[Stored entries]
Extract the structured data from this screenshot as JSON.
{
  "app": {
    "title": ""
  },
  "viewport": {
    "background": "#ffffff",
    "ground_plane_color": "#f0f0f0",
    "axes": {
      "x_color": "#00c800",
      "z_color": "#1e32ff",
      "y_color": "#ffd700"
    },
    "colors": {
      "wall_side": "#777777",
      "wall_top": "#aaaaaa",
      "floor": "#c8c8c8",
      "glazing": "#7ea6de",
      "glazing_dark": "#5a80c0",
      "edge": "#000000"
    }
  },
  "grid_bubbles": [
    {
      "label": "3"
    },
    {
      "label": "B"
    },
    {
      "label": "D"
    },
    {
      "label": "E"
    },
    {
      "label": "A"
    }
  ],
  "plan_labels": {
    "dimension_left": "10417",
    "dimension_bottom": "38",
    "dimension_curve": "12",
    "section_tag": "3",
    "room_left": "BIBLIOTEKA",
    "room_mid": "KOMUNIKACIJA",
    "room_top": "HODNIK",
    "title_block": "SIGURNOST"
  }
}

◆ Exercise description: Reproduce every record, matching each line exactly.

◆ Output for this task:
Extract the structured data from this screenshot as JSON.
{
  "app": {
    "title": ""
  },
  "viewport": {
    "background": "#ffffff",
    "ground_plane_color": "#f0f0f0",
    "axes": {
      "x_color": "#00c800",
      "z_color": "#1e32ff",
      "y_color": "#ffd700"
    },
    "colors": {
      "wall_side": "#777777",
      "wall_top": "#aaaaaa",
      "floor": "#c8c8c8",
      "glazing": "#7ea6de",
      "glazing_dark": "#5a80c0",
      "edge": "#000000"
    }
  },
  "grid_bubbles": [
    {
      "label": "3"
    },
    {
      "label": "B"
    },
    {
      "label": "D"
    },
    {
      "label": "E"
    },
    {
      "label": "A"
    }
  ],
  "plan_labels": {
    "dimension_left": "10417",
    "dimension_bottom": "38",
    "dimension_curve": "12",
    "section_tag": "3",
    "room_left": "BIBLIOTEKA",
    "room_mid": "KOMUNIKACIJA",
    "room_top": "HODNIK",
    "title_block": "SIGURNOST"
  }
}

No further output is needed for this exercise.